WORK TO COMPLETE:
Look through the data below and count each line where the word "solar" appears. Reply with the count alone.
+ + + + +
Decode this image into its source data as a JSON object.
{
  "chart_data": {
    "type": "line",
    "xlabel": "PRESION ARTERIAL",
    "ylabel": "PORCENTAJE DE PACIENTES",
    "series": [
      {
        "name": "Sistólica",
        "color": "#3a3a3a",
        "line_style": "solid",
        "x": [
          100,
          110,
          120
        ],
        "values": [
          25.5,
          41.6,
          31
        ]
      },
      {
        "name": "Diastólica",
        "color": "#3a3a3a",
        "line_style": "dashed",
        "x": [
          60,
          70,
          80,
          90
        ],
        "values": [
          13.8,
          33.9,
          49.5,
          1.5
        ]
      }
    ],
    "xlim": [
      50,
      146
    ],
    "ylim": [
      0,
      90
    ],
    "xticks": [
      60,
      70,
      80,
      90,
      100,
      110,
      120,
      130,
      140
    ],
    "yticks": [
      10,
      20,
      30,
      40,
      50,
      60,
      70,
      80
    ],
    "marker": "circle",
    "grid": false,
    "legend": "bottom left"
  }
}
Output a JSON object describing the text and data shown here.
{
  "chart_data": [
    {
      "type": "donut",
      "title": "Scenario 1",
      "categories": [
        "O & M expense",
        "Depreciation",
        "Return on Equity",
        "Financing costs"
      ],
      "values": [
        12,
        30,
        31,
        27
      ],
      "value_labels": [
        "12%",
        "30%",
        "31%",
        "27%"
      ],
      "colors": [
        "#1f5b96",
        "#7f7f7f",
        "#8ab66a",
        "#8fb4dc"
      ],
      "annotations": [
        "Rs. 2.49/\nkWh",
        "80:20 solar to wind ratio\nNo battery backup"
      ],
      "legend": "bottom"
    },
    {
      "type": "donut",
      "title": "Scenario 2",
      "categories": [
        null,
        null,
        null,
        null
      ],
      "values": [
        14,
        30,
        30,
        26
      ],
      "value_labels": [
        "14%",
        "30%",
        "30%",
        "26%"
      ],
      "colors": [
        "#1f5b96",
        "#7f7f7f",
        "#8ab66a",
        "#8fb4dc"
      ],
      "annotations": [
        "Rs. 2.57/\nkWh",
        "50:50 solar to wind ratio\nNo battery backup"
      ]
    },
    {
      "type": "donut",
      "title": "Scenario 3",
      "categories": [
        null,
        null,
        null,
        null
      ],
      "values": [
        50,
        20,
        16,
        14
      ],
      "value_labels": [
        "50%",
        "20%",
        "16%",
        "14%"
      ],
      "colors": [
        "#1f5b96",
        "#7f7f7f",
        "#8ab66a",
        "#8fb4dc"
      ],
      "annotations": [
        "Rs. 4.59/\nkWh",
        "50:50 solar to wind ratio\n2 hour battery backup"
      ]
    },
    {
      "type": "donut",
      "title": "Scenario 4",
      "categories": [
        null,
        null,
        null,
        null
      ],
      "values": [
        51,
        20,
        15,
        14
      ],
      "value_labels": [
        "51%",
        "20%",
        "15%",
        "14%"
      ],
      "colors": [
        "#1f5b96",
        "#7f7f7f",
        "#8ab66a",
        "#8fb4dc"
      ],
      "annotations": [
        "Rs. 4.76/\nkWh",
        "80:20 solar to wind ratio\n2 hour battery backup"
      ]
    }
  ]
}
+ + + + +
SOLUTION TO THE PROBLEM:
4